◆ WHAT THE TASK REQUIRES:
Count the lines in the listing below that contain the string "Stack", matching case exactly. Reply with the number only.

◆ EXERCISE MATERIAL:
==============================
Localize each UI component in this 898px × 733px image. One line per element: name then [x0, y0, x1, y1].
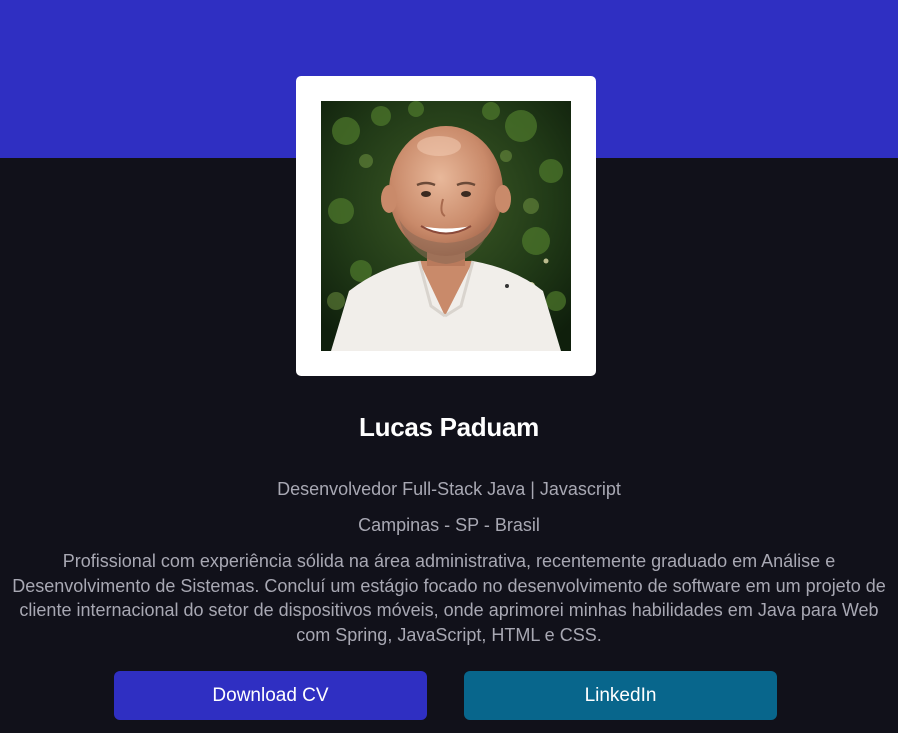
- profile-name: Lucas Paduam: [359, 412, 539, 442]
- profile-page: Lucas Paduam Desenvolvedor Full-Stack Ja…: [0, 0, 898, 733]
- profile-bio: Profissional com experiência sólida na á…: [12, 551, 886, 645]
- profile-role: Desenvolvedor Full-Stack Java | Javascri…: [277, 479, 621, 499]
- download-cv-button[interactable]: Download CV: [114, 671, 427, 720]
- profile-photo-frame: [296, 76, 596, 376]
- profile-location: Campinas - SP - Brasil: [358, 515, 540, 535]
- profile-photo: [321, 101, 571, 351]
- linkedin-button[interactable]: LinkedIn: [464, 671, 777, 720]
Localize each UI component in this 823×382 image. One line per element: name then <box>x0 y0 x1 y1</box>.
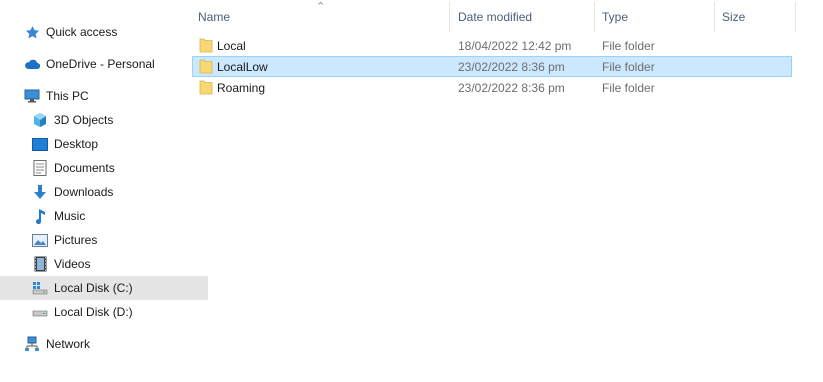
nav-item-pictures[interactable]: Pictures <box>0 228 208 252</box>
nav-item-videos[interactable]: Videos <box>0 252 208 276</box>
nav-item-documents[interactable]: Documents <box>0 156 208 180</box>
file-row-locallow[interactable]: LocalLow 23/02/2022 8:36 pm File folder <box>192 56 792 77</box>
nav-item-label: Pictures <box>54 233 98 247</box>
file-row-roaming[interactable]: Roaming 23/02/2022 8:36 pm File folder <box>192 77 792 98</box>
file-name: Local <box>217 38 246 53</box>
file-date-modified: 23/02/2022 8:36 pm <box>458 80 565 95</box>
column-header-type[interactable]: Type <box>590 0 714 34</box>
file-type: File folder <box>602 80 655 95</box>
nav-item-label: Downloads <box>54 185 114 199</box>
nav-item-label: This PC <box>46 89 89 103</box>
folder-icon <box>199 38 213 56</box>
nav-item-music[interactable]: Music <box>0 204 208 228</box>
nav-item-quick-access[interactable]: Quick access <box>0 20 200 44</box>
column-header-date-modified[interactable]: Date modified <box>446 0 594 34</box>
nav-item-3d-objects[interactable]: 3D Objects <box>0 108 208 132</box>
file-name: Roaming <box>217 80 266 95</box>
nav-item-label: Documents <box>54 161 115 175</box>
nav-item-label: Network <box>46 337 91 351</box>
column-header-size[interactable]: Size <box>710 0 796 34</box>
download-arrow-icon <box>32 184 48 200</box>
nav-item-local-disk-d[interactable]: Local Disk (D:) <box>0 300 208 324</box>
cloud-icon <box>24 56 40 72</box>
file-name: LocalLow <box>217 59 268 74</box>
music-note-icon <box>32 208 48 224</box>
drive-icon <box>32 304 48 320</box>
network-icon <box>24 336 40 352</box>
nav-item-label: Music <box>54 209 86 223</box>
nav-item-label: Local Disk (D:) <box>54 305 133 319</box>
column-header-label: Name <box>198 10 231 24</box>
nav-item-this-pc[interactable]: This PC <box>0 84 200 108</box>
column-header-name[interactable]: Name <box>186 0 449 34</box>
file-date-modified: 23/02/2022 8:36 pm <box>458 59 565 74</box>
nav-item-onedrive[interactable]: OneDrive - Personal <box>0 52 200 76</box>
film-icon <box>32 256 48 272</box>
star-icon <box>24 24 40 40</box>
computer-icon <box>24 88 40 104</box>
nav-item-label: Quick access <box>46 25 118 39</box>
nav-item-local-disk-c[interactable]: Local Disk (C:) <box>0 276 208 300</box>
nav-item-label: Videos <box>54 257 91 271</box>
picture-icon <box>32 232 48 248</box>
column-header-bar: ⌃ Name Date modified Type Size <box>186 0 796 34</box>
nav-item-label: OneDrive - Personal <box>46 57 155 71</box>
folder-icon <box>199 59 213 77</box>
file-row-local[interactable]: Local 18/04/2022 12:42 pm File folder <box>192 35 792 56</box>
column-header-label: Type <box>602 10 629 24</box>
column-header-label: Size <box>722 10 746 24</box>
folder-icon <box>199 80 213 98</box>
file-date-modified: 18/04/2022 12:42 pm <box>458 38 572 53</box>
document-icon <box>32 160 48 176</box>
column-header-label: Date modified <box>458 10 533 24</box>
nav-item-label: 3D Objects <box>54 113 114 127</box>
nav-item-downloads[interactable]: Downloads <box>0 180 208 204</box>
nav-item-label: Desktop <box>54 137 99 151</box>
file-type: File folder <box>602 38 655 53</box>
navigation-pane: Quick access OneDrive - Personal This PC… <box>0 0 208 382</box>
windows-drive-icon <box>32 280 48 296</box>
cube-icon <box>32 112 48 128</box>
desktop-icon <box>32 136 48 152</box>
nav-item-label: Local Disk (C:) <box>54 281 133 295</box>
file-type: File folder <box>602 59 655 74</box>
nav-item-desktop[interactable]: Desktop <box>0 132 208 156</box>
nav-item-network[interactable]: Network <box>0 332 200 356</box>
column-divider[interactable] <box>795 2 796 32</box>
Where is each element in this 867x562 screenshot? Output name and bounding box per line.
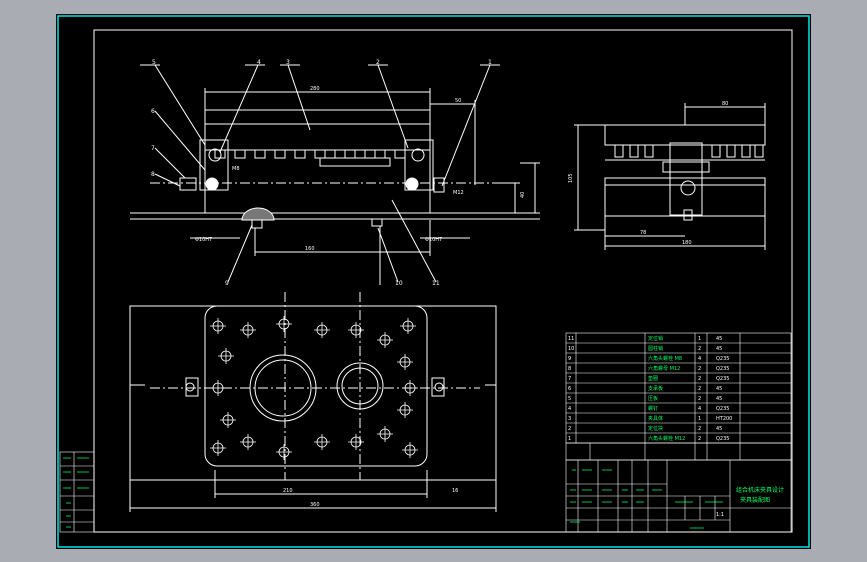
==============================
◆ PROBLEM SOLUTION:
2